Problem to solve: Give a verbatim quotation of every record.

Extracted entries:

++++++++++

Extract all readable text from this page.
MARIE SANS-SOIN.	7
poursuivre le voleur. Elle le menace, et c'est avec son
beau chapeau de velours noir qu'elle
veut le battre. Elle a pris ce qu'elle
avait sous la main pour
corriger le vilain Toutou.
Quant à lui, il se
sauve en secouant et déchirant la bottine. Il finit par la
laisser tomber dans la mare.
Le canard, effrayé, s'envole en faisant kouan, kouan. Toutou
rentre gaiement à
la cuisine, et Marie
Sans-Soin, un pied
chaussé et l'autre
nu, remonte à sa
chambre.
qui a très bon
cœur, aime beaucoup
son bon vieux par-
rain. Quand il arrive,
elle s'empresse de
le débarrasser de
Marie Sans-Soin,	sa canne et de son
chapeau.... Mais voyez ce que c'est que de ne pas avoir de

++++++++++

Exercise result:
Extract all readable text from this page.
MARIE SANS-SOIN.	7
poursuivre le voleur. Elle le menace, et c'est avec son
beau chapeau de velours noir qu'elle
veut le battre. Elle a pris ce qu'elle
avait sous la main pour
corriger le vilain Toutou.
Quant à lui, il se
sauve en secouant et déchirant la bottine. Il finit par la
laisser tomber dans la mare.
Le canard, effrayé, s'envole en faisant kouan, kouan. Toutou
rentre gaiement à
la cuisine, et Marie
Sans-Soin, un pied
chaussé et l'autre
nu, remonte à sa
chambre.
qui a très bon
cœur, aime beaucoup
son bon vieux par-
rain. Quand il arrive,
elle s'empresse de
le débarrasser de
Marie Sans-Soin,	sa canne et de son
chapeau.... Mais voyez ce que c'est que de ne pas avoir de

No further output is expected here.